Written task ::
The entries below should be output exactly as written.

───── Data supplied

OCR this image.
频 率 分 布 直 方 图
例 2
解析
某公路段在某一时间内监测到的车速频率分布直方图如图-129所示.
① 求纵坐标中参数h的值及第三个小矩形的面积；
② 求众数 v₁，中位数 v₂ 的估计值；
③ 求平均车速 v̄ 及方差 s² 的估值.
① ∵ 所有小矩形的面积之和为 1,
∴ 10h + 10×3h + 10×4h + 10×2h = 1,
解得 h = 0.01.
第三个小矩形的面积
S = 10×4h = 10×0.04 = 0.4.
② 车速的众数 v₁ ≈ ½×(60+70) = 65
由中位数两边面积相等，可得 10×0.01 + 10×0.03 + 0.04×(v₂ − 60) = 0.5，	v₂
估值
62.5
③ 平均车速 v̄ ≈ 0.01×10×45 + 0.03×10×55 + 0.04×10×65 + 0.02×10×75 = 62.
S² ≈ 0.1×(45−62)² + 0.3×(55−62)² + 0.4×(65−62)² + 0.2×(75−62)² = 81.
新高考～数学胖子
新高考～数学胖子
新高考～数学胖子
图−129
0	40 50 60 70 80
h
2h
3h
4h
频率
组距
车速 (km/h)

──────────

Written reply ::
OCR this image.
频 率 分 布 直 方 图
例 2
解析
某公路段在某一时间内监测到的车速频率分布直方图如图-129所示.
① 求纵坐标中参数h的值及第三个小矩形的面积；
② 求众数 v₁，中位数 v₂ 的估计值；
③ 求平均车速 v̄ 及方差 s² 的估值.
① ∵ 所有小矩形的面积之和为 1,
∴ 10h + 10×3h + 10×4h + 10×2h = 1,
解得 h = 0.01.
第三个小矩形的面积
S = 10×4h = 10×0.04 = 0.4.
② 车速的众数 v₁ ≈ ½×(60+70) = 65
由中位数两边面积相等，可得 10×0.01 + 10×0.03 + 0.04×(v₂ − 60) = 0.5，	v₂
估值
62.5
③ 平均车速 v̄ ≈ 0.01×10×45 + 0.03×10×55 + 0.04×10×65 + 0.02×10×75 = 62.
S² ≈ 0.1×(45−62)² + 0.3×(55−62)² + 0.4×(65−62)² + 0.2×(75−62)² = 81.
新高考～数学胖子
新高考～数学胖子
新高考～数学胖子
图−129
0	40 50 60 70 80
h
2h
3h
4h
频率
组距
车速 (km/h)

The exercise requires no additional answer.